● **PROBLEM DETAILS**
Return each line of the records holding the string "Transaction".

● **PROVIDED MATERIAL**
------------------------------------------------------------

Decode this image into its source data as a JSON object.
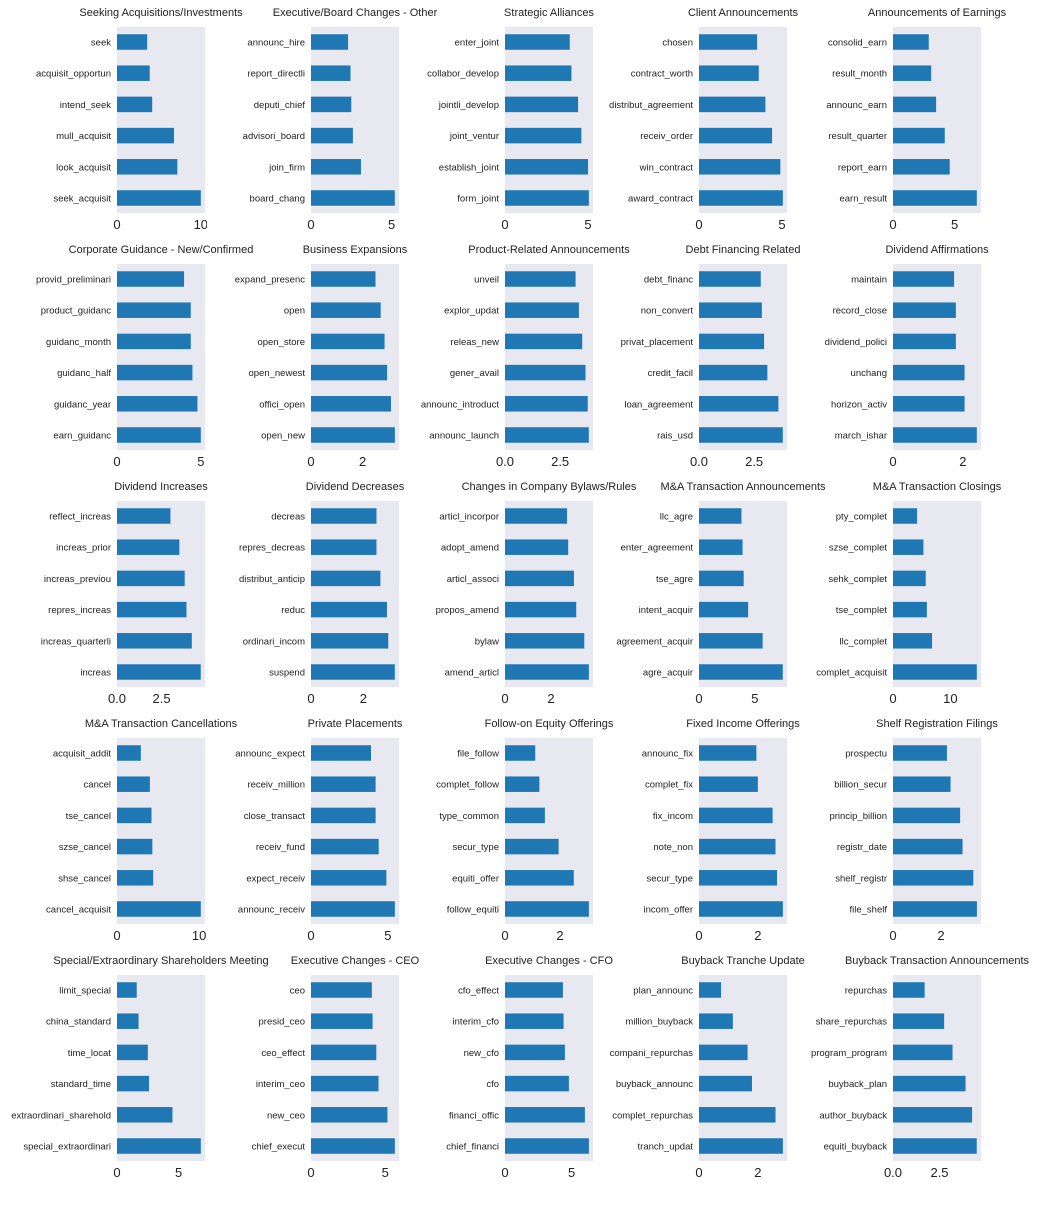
{
  "colors": {
    "bar": "#1f77b4",
    "plot_bg": "#e8e8f1",
    "text": "#222222"
  },
  "chart_data": [
    {
      "type": "bar",
      "orientation": "horizontal",
      "title": "Seeking Acquisitions/Investments",
      "categories": [
        "seek",
        "acquisit_opportun",
        "intend_seek",
        "mull_acquisit",
        "look_acquisit",
        "seek_acquisit"
      ],
      "values": [
        3.6,
        3.9,
        4.2,
        6.8,
        7.2,
        10.0
      ],
      "xticks": [
        0,
        10
      ],
      "xlabels": [
        "0",
        "10"
      ],
      "xlim": [
        0,
        10.5
      ]
    },
    {
      "type": "bar",
      "orientation": "horizontal",
      "title": "Executive/Board Changes - Other",
      "categories": [
        "announc_hire",
        "report_directli",
        "deputi_chief",
        "advisori_board",
        "join_firm",
        "board_chang"
      ],
      "values": [
        2.3,
        2.45,
        2.5,
        2.6,
        3.1,
        5.2
      ],
      "xticks": [
        0,
        5
      ],
      "xlabels": [
        "0",
        "5"
      ],
      "xlim": [
        0,
        5.46
      ]
    },
    {
      "type": "bar",
      "orientation": "horizontal",
      "title": "Strategic Alliances",
      "categories": [
        "enter_joint",
        "collabor_develop",
        "jointli_develop",
        "joint_ventur",
        "establish_joint",
        "form_joint"
      ],
      "values": [
        3.9,
        4.0,
        4.4,
        4.6,
        5.0,
        5.05
      ],
      "xticks": [
        0,
        5
      ],
      "xlabels": [
        "0",
        "5"
      ],
      "xlim": [
        0,
        5.3
      ]
    },
    {
      "type": "bar",
      "orientation": "horizontal",
      "title": "Client Announcements",
      "categories": [
        "chosen",
        "contract_worth",
        "distribut_agreement",
        "receiv_order",
        "win_contract",
        "award_contract"
      ],
      "values": [
        3.5,
        3.6,
        4.0,
        4.4,
        4.9,
        5.05
      ],
      "xticks": [
        0,
        5
      ],
      "xlabels": [
        "0",
        "5"
      ],
      "xlim": [
        0,
        5.3
      ]
    },
    {
      "type": "bar",
      "orientation": "horizontal",
      "title": "Announcements of Earnings",
      "categories": [
        "consolid_earn",
        "result_month",
        "announc_earn",
        "result_quarter",
        "report_earn",
        "earn_result"
      ],
      "values": [
        2.9,
        3.1,
        3.5,
        4.2,
        4.6,
        6.8
      ],
      "xticks": [
        0,
        5
      ],
      "xlabels": [
        "0",
        "5"
      ],
      "xlim": [
        0,
        7.14
      ]
    },
    {
      "type": "bar",
      "orientation": "horizontal",
      "title": "Corporate Guidance - New/Confirmed",
      "categories": [
        "provid_preliminari",
        "product_guidanc",
        "guidanc_month",
        "guidanc_half",
        "guidanc_year",
        "earn_guidanc"
      ],
      "values": [
        4.0,
        4.4,
        4.4,
        4.5,
        4.8,
        5.0
      ],
      "xticks": [
        0,
        5
      ],
      "xlabels": [
        "0",
        "5"
      ],
      "xlim": [
        0,
        5.25
      ]
    },
    {
      "type": "bar",
      "orientation": "horizontal",
      "title": "Business Expansions",
      "categories": [
        "expand_presenc",
        "open",
        "open_store",
        "open_newest",
        "offici_open",
        "open_new"
      ],
      "values": [
        2.5,
        2.7,
        2.85,
        2.95,
        3.1,
        3.25
      ],
      "xticks": [
        0,
        2
      ],
      "xlabels": [
        "0",
        "2"
      ],
      "xlim": [
        0,
        3.41
      ]
    },
    {
      "type": "bar",
      "orientation": "horizontal",
      "title": "Product-Related Announcements",
      "categories": [
        "unveil",
        "explor_updat",
        "releas_new",
        "gener_avail",
        "announc_introduct",
        "announc_launch"
      ],
      "values": [
        3.2,
        3.35,
        3.5,
        3.65,
        3.75,
        3.8
      ],
      "xticks": [
        0,
        2.5
      ],
      "xlabels": [
        "0.0",
        "2.5"
      ],
      "xlim": [
        0,
        3.99
      ]
    },
    {
      "type": "bar",
      "orientation": "horizontal",
      "title": "Debt Financing Related",
      "categories": [
        "debt_financ",
        "non_convert",
        "privat_placement",
        "credit_facil",
        "loan_agreement",
        "rais_usd"
      ],
      "values": [
        2.8,
        2.85,
        2.95,
        3.1,
        3.6,
        3.8
      ],
      "xticks": [
        0,
        2.5
      ],
      "xlabels": [
        "0.0",
        "2.5"
      ],
      "xlim": [
        0,
        3.99
      ]
    },
    {
      "type": "bar",
      "orientation": "horizontal",
      "title": "Dividend Affirmations",
      "categories": [
        "maintain",
        "record_close",
        "dividend_polici",
        "unchang",
        "horizon_activ",
        "march_ishar"
      ],
      "values": [
        1.75,
        1.8,
        1.8,
        2.05,
        2.05,
        2.4
      ],
      "xticks": [
        0,
        2
      ],
      "xlabels": [
        "0",
        "2"
      ],
      "xlim": [
        0,
        2.52
      ]
    },
    {
      "type": "bar",
      "orientation": "horizontal",
      "title": "Dividend Increases",
      "categories": [
        "reflect_increas",
        "increas_prior",
        "increas_previou",
        "repres_increas",
        "increas_quarterli",
        "increas"
      ],
      "values": [
        3.0,
        3.5,
        3.8,
        3.9,
        4.2,
        4.7
      ],
      "xticks": [
        0,
        2.5
      ],
      "xlabels": [
        "0.0",
        "2.5"
      ],
      "xlim": [
        0,
        4.94
      ]
    },
    {
      "type": "bar",
      "orientation": "horizontal",
      "title": "Dividend Decreases",
      "categories": [
        "decreas",
        "repres_decreas",
        "distribut_anticip",
        "reduc",
        "ordinari_incom",
        "suspend"
      ],
      "values": [
        2.5,
        2.5,
        2.65,
        2.9,
        2.95,
        3.2
      ],
      "xticks": [
        0,
        2
      ],
      "xlabels": [
        "0",
        "2"
      ],
      "xlim": [
        0,
        3.36
      ]
    },
    {
      "type": "bar",
      "orientation": "horizontal",
      "title": "Changes in Company Bylaws/Rules",
      "categories": [
        "articl_incorpor",
        "adopt_amend",
        "articl_associ",
        "propos_amend",
        "bylaw",
        "amend_articl"
      ],
      "values": [
        2.7,
        2.75,
        3.0,
        3.1,
        3.45,
        3.65
      ],
      "xticks": [
        0,
        2
      ],
      "xlabels": [
        "0",
        "2"
      ],
      "xlim": [
        0,
        3.83
      ]
    },
    {
      "type": "bar",
      "orientation": "horizontal",
      "title": "M&A Transaction Announcements",
      "categories": [
        "llc_agre",
        "enter_agreement",
        "tse_agre",
        "intent_acquir",
        "agreement_acquir",
        "agre_acquir"
      ],
      "values": [
        3.8,
        3.9,
        4.0,
        4.4,
        5.7,
        7.5
      ],
      "xticks": [
        0,
        5
      ],
      "xlabels": [
        "0",
        "5"
      ],
      "xlim": [
        0,
        7.88
      ]
    },
    {
      "type": "bar",
      "orientation": "horizontal",
      "title": "M&A Transaction Closings",
      "categories": [
        "pty_complet",
        "szse_complet",
        "sehk_complet",
        "tse_complet",
        "llc_complet",
        "complet_acquisit"
      ],
      "values": [
        4.2,
        5.3,
        5.7,
        5.9,
        6.8,
        14.6
      ],
      "xticks": [
        0,
        10
      ],
      "xlabels": [
        "0",
        "10"
      ],
      "xlim": [
        0,
        15.33
      ]
    },
    {
      "type": "bar",
      "orientation": "horizontal",
      "title": "M&A Transaction Cancellations",
      "categories": [
        "acquisit_addit",
        "cancel",
        "tse_cancel",
        "szse_cancel",
        "shse_cancel",
        "cancel_acquisit"
      ],
      "values": [
        2.9,
        4.0,
        4.2,
        4.3,
        4.4,
        10.2
      ],
      "xticks": [
        0,
        10
      ],
      "xlabels": [
        "0",
        "10"
      ],
      "xlim": [
        0,
        10.71
      ]
    },
    {
      "type": "bar",
      "orientation": "horizontal",
      "title": "Private Placements",
      "categories": [
        "announc_expect",
        "receiv_million",
        "close_transact",
        "receiv_fund",
        "expect_receiv",
        "announc_receiv"
      ],
      "values": [
        3.9,
        4.2,
        4.2,
        4.4,
        4.9,
        5.45
      ],
      "xticks": [
        0,
        5
      ],
      "xlabels": [
        "0",
        "5"
      ],
      "xlim": [
        0,
        5.72
      ]
    },
    {
      "type": "bar",
      "orientation": "horizontal",
      "title": "Follow-on Equity Offerings",
      "categories": [
        "file_follow",
        "complet_follow",
        "type_common",
        "secur_type",
        "equiti_offer",
        "follow_equiti"
      ],
      "values": [
        1.1,
        1.25,
        1.45,
        1.95,
        2.5,
        3.05
      ],
      "xticks": [
        0,
        2
      ],
      "xlabels": [
        "0",
        "2"
      ],
      "xlim": [
        0,
        3.2
      ]
    },
    {
      "type": "bar",
      "orientation": "horizontal",
      "title": "Fixed Income Offerings",
      "categories": [
        "announc_fix",
        "complet_fix",
        "fix_incom",
        "note_non",
        "secur_type",
        "incom_offer"
      ],
      "values": [
        1.95,
        2.0,
        2.5,
        2.6,
        2.65,
        2.85
      ],
      "xticks": [
        0,
        2
      ],
      "xlabels": [
        "0",
        "2"
      ],
      "xlim": [
        0,
        2.99
      ]
    },
    {
      "type": "bar",
      "orientation": "horizontal",
      "title": "Shelf Registration Filings",
      "categories": [
        "prospectu",
        "billion_secur",
        "princip_billion",
        "registr_date",
        "shelf_registr",
        "file_shelf"
      ],
      "values": [
        2.25,
        2.4,
        2.8,
        2.9,
        3.35,
        3.5
      ],
      "xticks": [
        0,
        2
      ],
      "xlabels": [
        "0",
        "2"
      ],
      "xlim": [
        0,
        3.67
      ]
    },
    {
      "type": "bar",
      "orientation": "horizontal",
      "title": "Special/Extraordinary Shareholders Meeting",
      "categories": [
        "limit_special",
        "china_standard",
        "time_locat",
        "standard_time",
        "extraordinari_sharehold",
        "special_extraordinari"
      ],
      "values": [
        1.6,
        1.75,
        2.5,
        2.6,
        4.5,
        6.8
      ],
      "xticks": [
        0,
        5
      ],
      "xlabels": [
        "0",
        "5"
      ],
      "xlim": [
        0,
        7.14
      ]
    },
    {
      "type": "bar",
      "orientation": "horizontal",
      "title": "Executive Changes - CEO",
      "categories": [
        "ceo",
        "presid_ceo",
        "ceo_effect",
        "interim_ceo",
        "new_ceo",
        "chief_execut"
      ],
      "values": [
        4.1,
        4.15,
        4.4,
        4.55,
        5.15,
        5.65
      ],
      "xticks": [
        0,
        5
      ],
      "xlabels": [
        "0",
        "5"
      ],
      "xlim": [
        0,
        5.93
      ]
    },
    {
      "type": "bar",
      "orientation": "horizontal",
      "title": "Executive Changes - CFO",
      "categories": [
        "cfo_effect",
        "interim_cfo",
        "new_cfo",
        "cfo",
        "financi_offic",
        "chief_financi"
      ],
      "values": [
        4.35,
        4.4,
        4.5,
        4.8,
        6.0,
        6.3
      ],
      "xticks": [
        0,
        5
      ],
      "xlabels": [
        "0",
        "5"
      ],
      "xlim": [
        0,
        6.61
      ]
    },
    {
      "type": "bar",
      "orientation": "horizontal",
      "title": "Buyback Tranche Update",
      "categories": [
        "plan_announc",
        "million_buyback",
        "compani_repurchas",
        "buyback_announc",
        "complet_repurchas",
        "tranch_updat"
      ],
      "values": [
        0.75,
        1.15,
        1.65,
        1.8,
        2.6,
        2.85
      ],
      "xticks": [
        0,
        2
      ],
      "xlabels": [
        "0",
        "2"
      ],
      "xlim": [
        0,
        2.99
      ]
    },
    {
      "type": "bar",
      "orientation": "horizontal",
      "title": "Buyback Transaction Announcements",
      "categories": [
        "repurchas",
        "share_repurchas",
        "program_program",
        "buyback_plan",
        "author_buyback",
        "equiti_buyback"
      ],
      "values": [
        1.7,
        2.75,
        3.2,
        3.9,
        4.25,
        4.5
      ],
      "xticks": [
        0,
        2.5
      ],
      "xlabels": [
        "0.0",
        "2.5"
      ],
      "xlim": [
        0,
        4.73
      ]
    }
  ]
}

------------------------------------------------------------

● **EXPECTED OUTPUT**
      "title": "M&A Transaction Announcements",
      "title": "M&A Transaction Closings",
      "title": "M&A Transaction Cancellations",
      "title": "Buyback Transaction Announcements",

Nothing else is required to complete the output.